■ Records shown ■

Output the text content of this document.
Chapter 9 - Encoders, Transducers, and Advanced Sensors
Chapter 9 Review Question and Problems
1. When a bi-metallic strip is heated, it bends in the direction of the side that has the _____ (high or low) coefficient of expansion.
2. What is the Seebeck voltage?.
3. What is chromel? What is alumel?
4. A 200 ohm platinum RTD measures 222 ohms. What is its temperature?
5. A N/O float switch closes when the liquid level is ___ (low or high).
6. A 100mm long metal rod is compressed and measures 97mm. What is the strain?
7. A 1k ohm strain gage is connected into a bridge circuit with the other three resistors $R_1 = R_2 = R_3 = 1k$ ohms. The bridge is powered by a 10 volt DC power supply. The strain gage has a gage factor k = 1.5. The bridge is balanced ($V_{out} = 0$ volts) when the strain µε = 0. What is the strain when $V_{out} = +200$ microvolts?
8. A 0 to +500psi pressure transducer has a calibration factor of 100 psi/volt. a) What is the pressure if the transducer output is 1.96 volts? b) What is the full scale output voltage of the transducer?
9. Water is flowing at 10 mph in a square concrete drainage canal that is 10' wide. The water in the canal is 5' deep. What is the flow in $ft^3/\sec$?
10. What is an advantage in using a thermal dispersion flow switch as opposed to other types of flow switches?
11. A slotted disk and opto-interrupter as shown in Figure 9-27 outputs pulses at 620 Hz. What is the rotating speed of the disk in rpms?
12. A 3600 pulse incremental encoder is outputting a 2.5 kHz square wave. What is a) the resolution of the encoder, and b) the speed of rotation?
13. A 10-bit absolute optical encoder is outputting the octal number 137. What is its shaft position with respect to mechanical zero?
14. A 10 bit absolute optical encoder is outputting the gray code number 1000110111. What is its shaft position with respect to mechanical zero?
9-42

■ Written task ■
The entries above must be returned exactly.

■ The reply ■
Output the text content of this document.
Chapter 9 - Encoders, Transducers, and Advanced Sensors
Chapter 9 Review Question and Problems
1. When a bi-metallic strip is heated, it bends in the direction of the side that has the _____ (high or low) coefficient of expansion.
2. What is the Seebeck voltage?.
3. What is chromel? What is alumel?
4. A 200 ohm platinum RTD measures 222 ohms. What is its temperature?
5. A N/O float switch closes when the liquid level is ___ (low or high).
6. A 100mm long metal rod is compressed and measures 97mm. What is the strain?
7. A 1k ohm strain gage is connected into a bridge circuit with the other three resistors $R_1 = R_2 = R_3 = 1k$ ohms. The bridge is powered by a 10 volt DC power supply. The strain gage has a gage factor k = 1.5. The bridge is balanced ($V_{out} = 0$ volts) when the strain µε = 0. What is the strain when $V_{out} = +200$ microvolts?
8. A 0 to +500psi pressure transducer has a calibration factor of 100 psi/volt. a) What is the pressure if the transducer output is 1.96 volts? b) What is the full scale output voltage of the transducer?
9. Water is flowing at 10 mph in a square concrete drainage canal that is 10' wide. The water in the canal is 5' deep. What is the flow in $ft^3/\sec$?
10. What is an advantage in using a thermal dispersion flow switch as opposed to other types of flow switches?
11. A slotted disk and opto-interrupter as shown in Figure 9-27 outputs pulses at 620 Hz. What is the rotating speed of the disk in rpms?
12. A 3600 pulse incremental encoder is outputting a 2.5 kHz square wave. What is a) the resolution of the encoder, and b) the speed of rotation?
13. A 10-bit absolute optical encoder is outputting the octal number 137. What is its shaft position with respect to mechanical zero?
14. A 10 bit absolute optical encoder is outputting the gray code number 1000110111. What is its shaft position with respect to mechanical zero?
9-42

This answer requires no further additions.